__Data supplied__:
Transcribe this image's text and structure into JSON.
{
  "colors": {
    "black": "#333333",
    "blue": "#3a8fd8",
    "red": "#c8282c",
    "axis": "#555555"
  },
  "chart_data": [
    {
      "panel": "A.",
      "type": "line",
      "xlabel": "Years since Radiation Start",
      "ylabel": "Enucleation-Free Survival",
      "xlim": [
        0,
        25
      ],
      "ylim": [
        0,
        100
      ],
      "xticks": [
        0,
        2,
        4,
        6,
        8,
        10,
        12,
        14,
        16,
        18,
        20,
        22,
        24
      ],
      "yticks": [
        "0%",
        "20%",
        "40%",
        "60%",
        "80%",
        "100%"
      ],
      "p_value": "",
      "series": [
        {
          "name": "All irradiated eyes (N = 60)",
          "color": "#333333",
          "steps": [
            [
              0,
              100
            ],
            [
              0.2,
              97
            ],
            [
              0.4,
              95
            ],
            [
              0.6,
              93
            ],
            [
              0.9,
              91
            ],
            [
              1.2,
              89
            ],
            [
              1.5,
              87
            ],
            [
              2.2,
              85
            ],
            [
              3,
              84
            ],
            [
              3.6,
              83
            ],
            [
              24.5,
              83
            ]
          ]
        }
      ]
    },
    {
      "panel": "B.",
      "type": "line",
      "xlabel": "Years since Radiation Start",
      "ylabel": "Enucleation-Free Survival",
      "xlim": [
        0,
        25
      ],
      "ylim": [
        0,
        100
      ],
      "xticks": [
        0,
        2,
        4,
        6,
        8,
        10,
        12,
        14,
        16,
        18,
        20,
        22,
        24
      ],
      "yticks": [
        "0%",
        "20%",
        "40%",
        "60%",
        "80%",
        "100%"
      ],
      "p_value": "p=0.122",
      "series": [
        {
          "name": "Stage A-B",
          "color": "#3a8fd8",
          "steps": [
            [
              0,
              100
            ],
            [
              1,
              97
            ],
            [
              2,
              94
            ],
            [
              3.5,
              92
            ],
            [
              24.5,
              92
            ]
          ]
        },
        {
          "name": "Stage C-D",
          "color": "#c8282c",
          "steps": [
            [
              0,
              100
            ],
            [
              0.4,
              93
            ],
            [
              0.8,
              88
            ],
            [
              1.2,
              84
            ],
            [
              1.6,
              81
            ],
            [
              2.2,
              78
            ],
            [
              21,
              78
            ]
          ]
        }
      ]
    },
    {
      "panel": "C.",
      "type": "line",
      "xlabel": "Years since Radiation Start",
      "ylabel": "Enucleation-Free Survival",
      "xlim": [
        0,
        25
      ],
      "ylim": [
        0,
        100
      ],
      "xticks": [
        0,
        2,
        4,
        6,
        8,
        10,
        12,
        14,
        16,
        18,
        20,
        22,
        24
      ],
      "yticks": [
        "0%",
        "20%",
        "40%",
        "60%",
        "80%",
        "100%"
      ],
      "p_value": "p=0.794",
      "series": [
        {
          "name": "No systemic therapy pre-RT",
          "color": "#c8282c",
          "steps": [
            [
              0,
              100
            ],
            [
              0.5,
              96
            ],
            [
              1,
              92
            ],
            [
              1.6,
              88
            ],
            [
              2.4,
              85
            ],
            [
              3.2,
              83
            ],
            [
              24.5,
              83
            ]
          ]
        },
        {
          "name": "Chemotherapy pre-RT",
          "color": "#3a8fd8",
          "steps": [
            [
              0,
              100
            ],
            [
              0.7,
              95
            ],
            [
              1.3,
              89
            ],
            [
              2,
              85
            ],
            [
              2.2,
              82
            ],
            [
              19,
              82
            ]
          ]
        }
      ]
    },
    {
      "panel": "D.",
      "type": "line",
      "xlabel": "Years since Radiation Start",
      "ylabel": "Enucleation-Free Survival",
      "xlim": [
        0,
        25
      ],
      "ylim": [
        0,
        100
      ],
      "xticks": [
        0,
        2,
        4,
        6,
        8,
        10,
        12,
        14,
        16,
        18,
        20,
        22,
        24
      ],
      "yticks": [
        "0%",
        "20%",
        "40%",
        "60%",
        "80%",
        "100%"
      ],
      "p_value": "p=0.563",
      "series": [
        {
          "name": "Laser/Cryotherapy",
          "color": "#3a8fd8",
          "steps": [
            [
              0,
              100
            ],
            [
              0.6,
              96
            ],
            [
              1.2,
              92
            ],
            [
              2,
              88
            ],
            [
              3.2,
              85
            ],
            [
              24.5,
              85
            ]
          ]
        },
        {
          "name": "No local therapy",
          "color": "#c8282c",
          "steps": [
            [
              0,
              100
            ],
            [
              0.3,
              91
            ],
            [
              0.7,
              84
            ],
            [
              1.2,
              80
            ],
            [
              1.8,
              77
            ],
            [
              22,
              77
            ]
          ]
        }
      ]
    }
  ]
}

__The exercise__: Write out every entry word for word.

__Output for this exercise__:
Transcribe this image's text and structure into JSON.
{
  "colors": {
    "black": "#333333",
    "blue": "#3a8fd8",
    "red": "#c8282c",
    "axis": "#555555"
  },
  "chart_data": [
    {
      "panel": "A.",
      "type": "line",
      "xlabel": "Years since Radiation Start",
      "ylabel": "Enucleation-Free Survival",
      "xlim": [
        0,
        25
      ],
      "ylim": [
        0,
        100
      ],
      "xticks": [
        0,
        2,
        4,
        6,
        8,
        10,
        12,
        14,
        16,
        18,
        20,
        22,
        24
      ],
      "yticks": [
        "0%",
        "20%",
        "40%",
        "60%",
        "80%",
        "100%"
      ],
      "p_value": "",
      "series": [
        {
          "name": "All irradiated eyes (N = 60)",
          "color": "#333333",
          "steps": [
            [
              0,
              100
            ],
            [
              0.2,
              97
            ],
            [
              0.4,
              95
            ],
            [
              0.6,
              93
            ],
            [
              0.9,
              91
            ],
            [
              1.2,
              89
            ],
            [
              1.5,
              87
            ],
            [
              2.2,
              85
            ],
            [
              3,
              84
            ],
            [
              3.6,
              83
            ],
            [
              24.5,
              83
            ]
          ]
        }
      ]
    },
    {
      "panel": "B.",
      "type": "line",
      "xlabel": "Years since Radiation Start",
      "ylabel": "Enucleation-Free Survival",
      "xlim": [
        0,
        25
      ],
      "ylim": [
        0,
        100
      ],
      "xticks": [
        0,
        2,
        4,
        6,
        8,
        10,
        12,
        14,
        16,
        18,
        20,
        22,
        24
      ],
      "yticks": [
        "0%",
        "20%",
        "40%",
        "60%",
        "80%",
        "100%"
      ],
      "p_value": "p=0.122",
      "series": [
        {
          "name": "Stage A-B",
          "color": "#3a8fd8",
          "steps": [
            [
              0,
              100
            ],
            [
              1,
              97
            ],
            [
              2,
              94
            ],
            [
              3.5,
              92
            ],
            [
              24.5,
              92
            ]
          ]
        },
        {
          "name": "Stage C-D",
          "color": "#c8282c",
          "steps": [
            [
              0,
              100
            ],
            [
              0.4,
              93
            ],
            [
              0.8,
              88
            ],
            [
              1.2,
              84
            ],
            [
              1.6,
              81
            ],
            [
              2.2,
              78
            ],
            [
              21,
              78
            ]
          ]
        }
      ]
    },
    {
      "panel": "C.",
      "type": "line",
      "xlabel": "Years since Radiation Start",
      "ylabel": "Enucleation-Free Survival",
      "xlim": [
        0,
        25
      ],
      "ylim": [
        0,
        100
      ],
      "xticks": [
        0,
        2,
        4,
        6,
        8,
        10,
        12,
        14,
        16,
        18,
        20,
        22,
        24
      ],
      "yticks": [
        "0%",
        "20%",
        "40%",
        "60%",
        "80%",
        "100%"
      ],
      "p_value": "p=0.794",
      "series": [
        {
          "name": "No systemic therapy pre-RT",
          "color": "#c8282c",
          "steps": [
            [
              0,
              100
            ],
            [
              0.5,
              96
            ],
            [
              1,
              92
            ],
            [
              1.6,
              88
            ],
            [
              2.4,
              85
            ],
            [
              3.2,
              83
            ],
            [
              24.5,
              83
            ]
          ]
        },
        {
          "name": "Chemotherapy pre-RT",
          "color": "#3a8fd8",
          "steps": [
            [
              0,
              100
            ],
            [
              0.7,
              95
            ],
            [
              1.3,
              89
            ],
            [
              2,
              85
            ],
            [
              2.2,
              82
            ],
            [
              19,
              82
            ]
          ]
        }
      ]
    },
    {
      "panel": "D.",
      "type": "line",
      "xlabel": "Years since Radiation Start",
      "ylabel": "Enucleation-Free Survival",
      "xlim": [
        0,
        25
      ],
      "ylim": [
        0,
        100
      ],
      "xticks": [
        0,
        2,
        4,
        6,
        8,
        10,
        12,
        14,
        16,
        18,
        20,
        22,
        24
      ],
      "yticks": [
        "0%",
        "20%",
        "40%",
        "60%",
        "80%",
        "100%"
      ],
      "p_value": "p=0.563",
      "series": [
        {
          "name": "Laser/Cryotherapy",
          "color": "#3a8fd8",
          "steps": [
            [
              0,
              100
            ],
            [
              0.6,
              96
            ],
            [
              1.2,
              92
            ],
            [
              2,
              88
            ],
            [
              3.2,
              85
            ],
            [
              24.5,
              85
            ]
          ]
        },
        {
          "name": "No local therapy",
          "color": "#c8282c",
          "steps": [
            [
              0,
              100
            ],
            [
              0.3,
              91
            ],
            [
              0.7,
              84
            ],
            [
              1.2,
              80
            ],
            [
              1.8,
              77
            ],
            [
              22,
              77
            ]
          ]
        }
      ]
    }
  ]
}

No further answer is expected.